→ Required task
Print, exactly and completely, every entry in the data.

→ Supplied entries
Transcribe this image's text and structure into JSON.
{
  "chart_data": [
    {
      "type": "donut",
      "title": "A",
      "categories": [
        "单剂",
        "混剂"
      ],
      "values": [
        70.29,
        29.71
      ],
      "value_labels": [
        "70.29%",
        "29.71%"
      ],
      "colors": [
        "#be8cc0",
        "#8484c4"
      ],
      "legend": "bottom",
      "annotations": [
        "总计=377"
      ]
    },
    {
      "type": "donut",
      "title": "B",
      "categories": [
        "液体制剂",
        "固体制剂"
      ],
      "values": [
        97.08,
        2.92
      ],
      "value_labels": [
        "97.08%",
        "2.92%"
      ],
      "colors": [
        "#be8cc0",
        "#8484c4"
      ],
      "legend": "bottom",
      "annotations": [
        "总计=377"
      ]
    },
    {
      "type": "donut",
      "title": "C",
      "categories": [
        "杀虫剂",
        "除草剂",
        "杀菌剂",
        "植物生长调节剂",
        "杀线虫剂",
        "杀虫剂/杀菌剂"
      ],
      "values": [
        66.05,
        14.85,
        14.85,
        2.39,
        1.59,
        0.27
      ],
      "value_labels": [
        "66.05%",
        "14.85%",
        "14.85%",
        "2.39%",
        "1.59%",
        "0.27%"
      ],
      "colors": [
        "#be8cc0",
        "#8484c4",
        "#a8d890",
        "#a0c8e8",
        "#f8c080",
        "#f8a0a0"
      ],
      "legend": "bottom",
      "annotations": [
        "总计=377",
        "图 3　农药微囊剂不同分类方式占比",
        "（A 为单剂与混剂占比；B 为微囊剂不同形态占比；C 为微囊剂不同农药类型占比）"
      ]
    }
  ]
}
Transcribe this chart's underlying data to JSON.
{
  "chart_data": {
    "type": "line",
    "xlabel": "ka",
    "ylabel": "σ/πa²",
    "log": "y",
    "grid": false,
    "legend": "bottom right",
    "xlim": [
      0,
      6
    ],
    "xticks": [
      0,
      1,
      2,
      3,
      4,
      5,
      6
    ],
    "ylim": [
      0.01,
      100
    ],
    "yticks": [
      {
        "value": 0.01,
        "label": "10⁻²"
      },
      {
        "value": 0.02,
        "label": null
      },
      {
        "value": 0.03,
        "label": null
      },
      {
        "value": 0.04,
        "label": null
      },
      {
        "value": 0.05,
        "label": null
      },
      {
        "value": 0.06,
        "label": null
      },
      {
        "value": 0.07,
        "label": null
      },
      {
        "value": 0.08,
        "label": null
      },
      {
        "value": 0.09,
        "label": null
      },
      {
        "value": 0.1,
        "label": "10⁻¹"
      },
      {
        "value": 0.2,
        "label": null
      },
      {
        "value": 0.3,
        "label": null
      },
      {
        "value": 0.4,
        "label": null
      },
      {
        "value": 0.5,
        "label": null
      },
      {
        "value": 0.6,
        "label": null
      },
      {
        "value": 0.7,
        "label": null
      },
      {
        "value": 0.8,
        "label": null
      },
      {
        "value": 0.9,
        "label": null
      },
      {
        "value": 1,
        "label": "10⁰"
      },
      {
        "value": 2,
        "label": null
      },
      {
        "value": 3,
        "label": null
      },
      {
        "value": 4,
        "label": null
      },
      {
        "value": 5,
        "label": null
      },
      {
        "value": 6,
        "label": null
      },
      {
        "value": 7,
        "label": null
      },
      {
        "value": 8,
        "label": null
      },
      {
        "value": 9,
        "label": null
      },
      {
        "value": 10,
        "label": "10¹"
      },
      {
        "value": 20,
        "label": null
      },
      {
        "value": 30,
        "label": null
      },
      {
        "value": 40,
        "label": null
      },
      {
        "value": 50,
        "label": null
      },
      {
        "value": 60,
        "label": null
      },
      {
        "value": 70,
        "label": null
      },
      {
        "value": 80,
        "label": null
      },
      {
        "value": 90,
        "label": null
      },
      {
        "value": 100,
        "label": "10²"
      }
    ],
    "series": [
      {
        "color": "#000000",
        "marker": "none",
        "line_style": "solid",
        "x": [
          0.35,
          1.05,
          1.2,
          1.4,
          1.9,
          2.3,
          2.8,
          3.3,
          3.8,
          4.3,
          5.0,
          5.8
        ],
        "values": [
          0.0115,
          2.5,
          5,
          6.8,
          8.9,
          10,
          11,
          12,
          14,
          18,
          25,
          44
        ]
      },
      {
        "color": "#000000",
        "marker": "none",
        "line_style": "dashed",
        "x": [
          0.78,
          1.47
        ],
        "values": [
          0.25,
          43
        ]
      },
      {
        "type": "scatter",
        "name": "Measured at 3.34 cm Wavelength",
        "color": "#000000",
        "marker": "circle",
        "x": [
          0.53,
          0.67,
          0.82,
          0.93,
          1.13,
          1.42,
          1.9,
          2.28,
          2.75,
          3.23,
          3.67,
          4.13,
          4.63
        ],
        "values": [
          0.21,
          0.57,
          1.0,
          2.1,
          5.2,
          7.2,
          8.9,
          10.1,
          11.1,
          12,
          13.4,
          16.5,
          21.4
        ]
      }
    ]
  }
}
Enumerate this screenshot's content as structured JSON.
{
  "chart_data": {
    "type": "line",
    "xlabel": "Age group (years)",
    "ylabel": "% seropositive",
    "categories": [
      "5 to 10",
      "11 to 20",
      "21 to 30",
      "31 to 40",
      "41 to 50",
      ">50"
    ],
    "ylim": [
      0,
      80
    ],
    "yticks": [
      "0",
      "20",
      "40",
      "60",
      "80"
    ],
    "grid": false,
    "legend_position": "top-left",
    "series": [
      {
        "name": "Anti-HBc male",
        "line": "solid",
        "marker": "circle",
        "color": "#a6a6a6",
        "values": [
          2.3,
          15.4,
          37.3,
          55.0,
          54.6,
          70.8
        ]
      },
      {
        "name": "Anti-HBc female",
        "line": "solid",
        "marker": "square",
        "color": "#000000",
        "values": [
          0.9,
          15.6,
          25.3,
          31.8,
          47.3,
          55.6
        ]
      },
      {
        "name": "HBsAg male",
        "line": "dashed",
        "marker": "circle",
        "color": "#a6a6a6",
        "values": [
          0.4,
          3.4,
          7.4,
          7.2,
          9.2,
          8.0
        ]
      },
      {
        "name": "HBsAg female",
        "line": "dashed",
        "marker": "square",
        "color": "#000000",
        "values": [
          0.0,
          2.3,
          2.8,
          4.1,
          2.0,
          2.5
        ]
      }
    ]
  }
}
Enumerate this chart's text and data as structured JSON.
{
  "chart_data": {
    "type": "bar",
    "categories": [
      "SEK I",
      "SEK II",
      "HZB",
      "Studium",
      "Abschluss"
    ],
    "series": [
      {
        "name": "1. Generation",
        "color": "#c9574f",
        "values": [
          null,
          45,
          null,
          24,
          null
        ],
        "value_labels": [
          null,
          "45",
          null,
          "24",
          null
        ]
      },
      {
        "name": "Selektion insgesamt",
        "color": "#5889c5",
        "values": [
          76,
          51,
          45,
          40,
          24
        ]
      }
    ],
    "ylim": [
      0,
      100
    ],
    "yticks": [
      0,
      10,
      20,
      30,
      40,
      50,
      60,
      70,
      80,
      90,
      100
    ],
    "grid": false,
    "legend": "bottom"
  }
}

→ Written reply
Transcribe this image's text and structure into JSON.
{
  "chart_data": [
    {
      "type": "donut",
      "title": "A",
      "categories": [
        "单剂",
        "混剂"
      ],
      "values": [
        70.29,
        29.71
      ],
      "value_labels": [
        "70.29%",
        "29.71%"
      ],
      "colors": [
        "#be8cc0",
        "#8484c4"
      ],
      "legend": "bottom",
      "annotations": [
        "总计=377"
      ]
    },
    {
      "type": "donut",
      "title": "B",
      "categories": [
        "液体制剂",
        "固体制剂"
      ],
      "values": [
        97.08,
        2.92
      ],
      "value_labels": [
        "97.08%",
        "2.92%"
      ],
      "colors": [
        "#be8cc0",
        "#8484c4"
      ],
      "legend": "bottom",
      "annotations": [
        "总计=377"
      ]
    },
    {
      "type": "donut",
      "title": "C",
      "categories": [
        "杀虫剂",
        "除草剂",
        "杀菌剂",
        "植物生长调节剂",
        "杀线虫剂",
        "杀虫剂/杀菌剂"
      ],
      "values": [
        66.05,
        14.85,
        14.85,
        2.39,
        1.59,
        0.27
      ],
      "value_labels": [
        "66.05%",
        "14.85%",
        "14.85%",
        "2.39%",
        "1.59%",
        "0.27%"
      ],
      "colors": [
        "#be8cc0",
        "#8484c4",
        "#a8d890",
        "#a0c8e8",
        "#f8c080",
        "#f8a0a0"
      ],
      "legend": "bottom",
      "annotations": [
        "总计=377",
        "图 3　农药微囊剂不同分类方式占比",
        "（A 为单剂与混剂占比；B 为微囊剂不同形态占比；C 为微囊剂不同农药类型占比）"
      ]
    }
  ]
}
Transcribe this chart's underlying data to JSON.
{
  "chart_data": {
    "type": "line",
    "xlabel": "ka",
    "ylabel": "σ/πa²",
    "log": "y",
    "grid": false,
    "legend": "bottom right",
    "xlim": [
      0,
      6
    ],
    "xticks": [
      0,
      1,
      2,
      3,
      4,
      5,
      6
    ],
    "ylim": [
      0.01,
      100
    ],
    "yticks": [
      {
        "value": 0.01,
        "label": "10⁻²"
      },
      {
        "value": 0.02,
        "label": null
      },
      {
        "value": 0.03,
        "label": null
      },
      {
        "value": 0.04,
        "label": null
      },
      {
        "value": 0.05,
        "label": null
      },
      {
        "value": 0.06,
        "label": null
      },
      {
        "value": 0.07,
        "label": null
      },
      {
        "value": 0.08,
        "label": null
      },
      {
        "value": 0.09,
        "label": null
      },
      {
        "value": 0.1,
        "label": "10⁻¹"
      },
      {
        "value": 0.2,
        "label": null
      },
      {
        "value": 0.3,
        "label": null
      },
      {
        "value": 0.4,
        "label": null
      },
      {
        "value": 0.5,
        "label": null
      },
      {
        "value": 0.6,
        "label": null
      },
      {
        "value": 0.7,
        "label": null
      },
      {
        "value": 0.8,
        "label": null
      },
      {
        "value": 0.9,
        "label": null
      },
      {
        "value": 1,
        "label": "10⁰"
      },
      {
        "value": 2,
        "label": null
      },
      {
        "value": 3,
        "label": null
      },
      {
        "value": 4,
        "label": null
      },
      {
        "value": 5,
        "label": null
      },
      {
        "value": 6,
        "label": null
      },
      {
        "value": 7,
        "label": null
      },
      {
        "value": 8,
        "label": null
      },
      {
        "value": 9,
        "label": null
      },
      {
        "value": 10,
        "label": "10¹"
      },
      {
        "value": 20,
        "label": null
      },
      {
        "value": 30,
        "label": null
      },
      {
        "value": 40,
        "label": null
      },
      {
        "value": 50,
        "label": null
      },
      {
        "value": 60,
        "label": null
      },
      {
        "value": 70,
        "label": null
      },
      {
        "value": 80,
        "label": null
      },
      {
        "value": 90,
        "label": null
      },
      {
        "value": 100,
        "label": "10²"
      }
    ],
    "series": [
      {
        "color": "#000000",
        "marker": "none",
        "line_style": "solid",
        "x": [
          0.35,
          1.05,
          1.2,
          1.4,
          1.9,
          2.3,
          2.8,
          3.3,
          3.8,
          4.3,
          5.0,
          5.8
        ],
        "values": [
          0.0115,
          2.5,
          5,
          6.8,
          8.9,
          10,
          11,
          12,
          14,
          18,
          25,
          44
        ]
      },
      {
        "color": "#000000",
        "marker": "none",
        "line_style": "dashed",
        "x": [
          0.78,
          1.47
        ],
        "values": [
          0.25,
          43
        ]
      },
      {
        "type": "scatter",
        "name": "Measured at 3.34 cm Wavelength",
        "color": "#000000",
        "marker": "circle",
        "x": [
          0.53,
          0.67,
          0.82,
          0.93,
          1.13,
          1.42,
          1.9,
          2.28,
          2.75,
          3.23,
          3.67,
          4.13,
          4.63
        ],
        "values": [
          0.21,
          0.57,
          1.0,
          2.1,
          5.2,
          7.2,
          8.9,
          10.1,
          11.1,
          12,
          13.4,
          16.5,
          21.4
        ]
      }
    ]
  }
}
Enumerate this screenshot's content as structured JSON.
{
  "chart_data": {
    "type": "line",
    "xlabel": "Age group (years)",
    "ylabel": "% seropositive",
    "categories": [
      "5 to 10",
      "11 to 20",
      "21 to 30",
      "31 to 40",
      "41 to 50",
      ">50"
    ],
    "ylim": [
      0,
      80
    ],
    "yticks": [
      "0",
      "20",
      "40",
      "60",
      "80"
    ],
    "grid": false,
    "legend_position": "top-left",
    "series": [
      {
        "name": "Anti-HBc male",
        "line": "solid",
        "marker": "circle",
        "color": "#a6a6a6",
        "values": [
          2.3,
          15.4,
          37.3,
          55.0,
          54.6,
          70.8
        ]
      },
      {
        "name": "Anti-HBc female",
        "line": "solid",
        "marker": "square",
        "color": "#000000",
        "values": [
          0.9,
          15.6,
          25.3,
          31.8,
          47.3,
          55.6
        ]
      },
      {
        "name": "HBsAg male",
        "line": "dashed",
        "marker": "circle",
        "color": "#a6a6a6",
        "values": [
          0.4,
          3.4,
          7.4,
          7.2,
          9.2,
          8.0
        ]
      },
      {
        "name": "HBsAg female",
        "line": "dashed",
        "marker": "square",
        "color": "#000000",
        "values": [
          0.0,
          2.3,
          2.8,
          4.1,
          2.0,
          2.5
        ]
      }
    ]
  }
}
Enumerate this chart's text and data as structured JSON.
{
  "chart_data": {
    "type": "bar",
    "categories": [
      "SEK I",
      "SEK II",
      "HZB",
      "Studium",
      "Abschluss"
    ],
    "series": [
      {
        "name": "1. Generation",
        "color": "#c9574f",
        "values": [
          null,
          45,
          null,
          24,
          null
        ],
        "value_labels": [
          null,
          "45",
          null,
          "24",
          null
        ]
      },
      {
        "name": "Selektion insgesamt",
        "color": "#5889c5",
        "values": [
          76,
          51,
          45,
          40,
          24
        ]
      }
    ],
    "ylim": [
      0,
      100
    ],
    "yticks": [
      0,
      10,
      20,
      30,
      40,
      50,
      60,
      70,
      80,
      90,
      100
    ],
    "grid": false,
    "legend": "bottom"
  }
}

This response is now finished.